Problem to solve: Every line of the material below should be repeated exactly.

Material for this exercise:

%%

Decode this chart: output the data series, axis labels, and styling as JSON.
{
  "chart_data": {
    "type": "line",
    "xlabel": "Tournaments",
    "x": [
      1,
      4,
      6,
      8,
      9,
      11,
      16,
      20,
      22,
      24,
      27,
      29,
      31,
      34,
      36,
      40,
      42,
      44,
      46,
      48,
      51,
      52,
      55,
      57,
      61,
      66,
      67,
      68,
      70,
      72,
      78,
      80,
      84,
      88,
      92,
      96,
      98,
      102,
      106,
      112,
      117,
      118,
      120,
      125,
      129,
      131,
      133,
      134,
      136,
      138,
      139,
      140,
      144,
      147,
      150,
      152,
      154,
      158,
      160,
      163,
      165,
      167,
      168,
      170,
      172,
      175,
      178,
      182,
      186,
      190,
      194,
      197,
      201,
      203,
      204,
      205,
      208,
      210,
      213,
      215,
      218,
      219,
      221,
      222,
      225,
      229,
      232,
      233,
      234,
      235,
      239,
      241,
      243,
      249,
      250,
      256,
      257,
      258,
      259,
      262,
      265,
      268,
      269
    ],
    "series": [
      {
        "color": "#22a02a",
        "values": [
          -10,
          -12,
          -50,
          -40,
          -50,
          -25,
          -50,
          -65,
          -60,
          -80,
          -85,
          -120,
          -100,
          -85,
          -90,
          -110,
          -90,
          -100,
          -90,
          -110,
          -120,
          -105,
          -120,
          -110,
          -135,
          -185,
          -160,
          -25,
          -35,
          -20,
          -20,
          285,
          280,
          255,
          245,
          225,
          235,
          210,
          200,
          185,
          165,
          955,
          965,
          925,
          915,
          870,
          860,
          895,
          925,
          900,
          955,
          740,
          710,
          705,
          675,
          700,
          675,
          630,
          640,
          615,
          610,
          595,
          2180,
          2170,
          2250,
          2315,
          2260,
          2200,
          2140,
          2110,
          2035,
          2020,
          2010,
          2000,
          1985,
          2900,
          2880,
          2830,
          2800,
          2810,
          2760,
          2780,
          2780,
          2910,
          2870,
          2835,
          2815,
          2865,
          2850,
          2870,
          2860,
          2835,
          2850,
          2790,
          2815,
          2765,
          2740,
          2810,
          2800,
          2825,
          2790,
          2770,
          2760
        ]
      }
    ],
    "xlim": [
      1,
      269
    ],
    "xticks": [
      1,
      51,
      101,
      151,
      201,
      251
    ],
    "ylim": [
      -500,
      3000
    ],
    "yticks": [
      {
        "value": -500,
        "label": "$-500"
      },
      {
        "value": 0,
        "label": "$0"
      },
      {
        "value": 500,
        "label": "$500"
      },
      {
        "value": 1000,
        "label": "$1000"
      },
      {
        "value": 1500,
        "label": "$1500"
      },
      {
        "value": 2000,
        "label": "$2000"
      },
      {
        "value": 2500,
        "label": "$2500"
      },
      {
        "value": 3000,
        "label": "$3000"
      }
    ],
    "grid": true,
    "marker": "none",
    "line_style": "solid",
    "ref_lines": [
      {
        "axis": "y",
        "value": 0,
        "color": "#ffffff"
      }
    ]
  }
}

%%

Task output:
Decode this chart: output the data series, axis labels, and styling as JSON.
{
  "chart_data": {
    "type": "line",
    "xlabel": "Tournaments",
    "x": [
      1,
      4,
      6,
      8,
      9,
      11,
      16,
      20,
      22,
      24,
      27,
      29,
      31,
      34,
      36,
      40,
      42,
      44,
      46,
      48,
      51,
      52,
      55,
      57,
      61,
      66,
      67,
      68,
      70,
      72,
      78,
      80,
      84,
      88,
      92,
      96,
      98,
      102,
      106,
      112,
      117,
      118,
      120,
      125,
      129,
      131,
      133,
      134,
      136,
      138,
      139,
      140,
      144,
      147,
      150,
      152,
      154,
      158,
      160,
      163,
      165,
      167,
      168,
      170,
      172,
      175,
      178,
      182,
      186,
      190,
      194,
      197,
      201,
      203,
      204,
      205,
      208,
      210,
      213,
      215,
      218,
      219,
      221,
      222,
      225,
      229,
      232,
      233,
      234,
      235,
      239,
      241,
      243,
      249,
      250,
      256,
      257,
      258,
      259,
      262,
      265,
      268,
      269
    ],
    "series": [
      {
        "color": "#22a02a",
        "values": [
          -10,
          -12,
          -50,
          -40,
          -50,
          -25,
          -50,
          -65,
          -60,
          -80,
          -85,
          -120,
          -100,
          -85,
          -90,
          -110,
          -90,
          -100,
          -90,
          -110,
          -120,
          -105,
          -120,
          -110,
          -135,
          -185,
          -160,
          -25,
          -35,
          -20,
          -20,
          285,
          280,
          255,
          245,
          225,
          235,
          210,
          200,
          185,
          165,
          955,
          965,
          925,
          915,
          870,
          860,
          895,
          925,
          900,
          955,
          740,
          710,
          705,
          675,
          700,
          675,
          630,
          640,
          615,
          610,
          595,
          2180,
          2170,
          2250,
          2315,
          2260,
          2200,
          2140,
          2110,
          2035,
          2020,
          2010,
          2000,
          1985,
          2900,
          2880,
          2830,
          2800,
          2810,
          2760,
          2780,
          2780,
          2910,
          2870,
          2835,
          2815,
          2865,
          2850,
          2870,
          2860,
          2835,
          2850,
          2790,
          2815,
          2765,
          2740,
          2810,
          2800,
          2825,
          2790,
          2770,
          2760
        ]
      }
    ],
    "xlim": [
      1,
      269
    ],
    "xticks": [
      1,
      51,
      101,
      151,
      201,
      251
    ],
    "ylim": [
      -500,
      3000
    ],
    "yticks": [
      {
        "value": -500,
        "label": "$-500"
      },
      {
        "value": 0,
        "label": "$0"
      },
      {
        "value": 500,
        "label": "$500"
      },
      {
        "value": 1000,
        "label": "$1000"
      },
      {
        "value": 1500,
        "label": "$1500"
      },
      {
        "value": 2000,
        "label": "$2000"
      },
      {
        "value": 2500,
        "label": "$2500"
      },
      {
        "value": 3000,
        "label": "$3000"
      }
    ],
    "grid": true,
    "marker": "none",
    "line_style": "solid",
    "ref_lines": [
      {
        "axis": "y",
        "value": 0,
        "color": "#ffffff"
      }
    ]
  }
}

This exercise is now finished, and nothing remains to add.